** Begin Material to process **
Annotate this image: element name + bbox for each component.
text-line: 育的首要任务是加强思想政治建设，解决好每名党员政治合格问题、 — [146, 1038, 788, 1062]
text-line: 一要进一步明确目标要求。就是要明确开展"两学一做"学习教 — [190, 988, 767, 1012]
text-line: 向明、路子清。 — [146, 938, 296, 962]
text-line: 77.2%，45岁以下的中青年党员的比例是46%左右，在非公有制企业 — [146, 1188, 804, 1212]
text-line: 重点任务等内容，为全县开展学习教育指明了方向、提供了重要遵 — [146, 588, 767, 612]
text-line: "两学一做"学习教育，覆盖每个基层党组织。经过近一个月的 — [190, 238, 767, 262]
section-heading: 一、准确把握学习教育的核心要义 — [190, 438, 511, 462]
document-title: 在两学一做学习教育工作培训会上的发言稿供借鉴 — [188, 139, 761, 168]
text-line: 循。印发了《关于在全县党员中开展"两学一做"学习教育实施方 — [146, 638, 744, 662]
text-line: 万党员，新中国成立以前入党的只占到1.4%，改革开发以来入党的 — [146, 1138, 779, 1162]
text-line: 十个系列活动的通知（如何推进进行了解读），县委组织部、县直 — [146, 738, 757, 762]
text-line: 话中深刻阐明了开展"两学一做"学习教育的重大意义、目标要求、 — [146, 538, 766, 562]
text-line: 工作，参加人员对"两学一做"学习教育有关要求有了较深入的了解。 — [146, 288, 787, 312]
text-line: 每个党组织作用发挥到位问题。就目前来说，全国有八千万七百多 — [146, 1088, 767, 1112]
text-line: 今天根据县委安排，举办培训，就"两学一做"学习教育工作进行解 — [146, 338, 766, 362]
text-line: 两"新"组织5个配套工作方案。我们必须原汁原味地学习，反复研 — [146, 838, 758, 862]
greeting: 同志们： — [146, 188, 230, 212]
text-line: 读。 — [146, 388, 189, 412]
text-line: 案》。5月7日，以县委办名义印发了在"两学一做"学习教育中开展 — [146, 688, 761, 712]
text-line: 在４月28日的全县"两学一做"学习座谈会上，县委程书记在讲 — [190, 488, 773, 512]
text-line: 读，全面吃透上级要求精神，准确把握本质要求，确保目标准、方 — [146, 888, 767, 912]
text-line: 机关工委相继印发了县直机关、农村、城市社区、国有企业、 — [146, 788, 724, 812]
** End Material to process **
Render each of the entries above as a numbered list, leaving out any blank lines.

Answer to the task –
1. Annotate this image: element name + bbox for each component.
2. text-line: 育的首要任务是加强思想政治建设，解决好每名党员政治合格问题、 — [146, 1038, 788, 1062]
3. text-line: 一要进一步明确目标要求。就是要明确开展"两学一做"学习教 — [190, 988, 767, 1012]
4. text-line: 向明、路子清。 — [146, 938, 296, 962]
5. text-line: 77.2%，45岁以下的中青年党员的比例是46%左右，在非公有制企业 — [146, 1188, 804, 1212]
6. text-line: 重点任务等内容，为全县开展学习教育指明了方向、提供了重要遵 — [146, 588, 767, 612]
7. text-line: "两学一做"学习教育，覆盖每个基层党组织。经过近一个月的 — [190, 238, 767, 262]
8. section-heading: 一、准确把握学习教育的核心要义 — [190, 438, 511, 462]
9. document-title: 在两学一做学习教育工作培训会上的发言稿供借鉴 — [188, 139, 761, 168]
10. text-line: 循。印发了《关于在全县党员中开展"两学一做"学习教育实施方 — [146, 638, 744, 662]
11. text-line: 万党员，新中国成立以前入党的只占到1.4%，改革开发以来入党的 — [146, 1138, 779, 1162]
12. text-line: 十个系列活动的通知（如何推进进行了解读），县委组织部、县直 — [146, 738, 757, 762]
13. text-line: 话中深刻阐明了开展"两学一做"学习教育的重大意义、目标要求、 — [146, 538, 766, 562]
14. text-line: 工作，参加人员对"两学一做"学习教育有关要求有了较深入的了解。 — [146, 288, 787, 312]
15. text-line: 每个党组织作用发挥到位问题。就目前来说，全国有八千万七百多 — [146, 1088, 767, 1112]
16. text-line: 今天根据县委安排，举办培训，就"两学一做"学习教育工作进行解 — [146, 338, 766, 362]
17. text-line: 两"新"组织5个配套工作方案。我们必须原汁原味地学习，反复研 — [146, 838, 758, 862]
18. greeting: 同志们： — [146, 188, 230, 212]
19. text-line: 读。 — [146, 388, 189, 412]
20. text-line: 案》。5月7日，以县委办名义印发了在"两学一做"学习教育中开展 — [146, 688, 761, 712]
21. text-line: 在４月28日的全县"两学一做"学习座谈会上，县委程书记在讲 — [190, 488, 773, 512]
22. text-line: 读，全面吃透上级要求精神，准确把握本质要求，确保目标准、方 — [146, 888, 767, 912]
23. text-line: 机关工委相继印发了县直机关、农村、城市社区、国有企业、 — [146, 788, 724, 812]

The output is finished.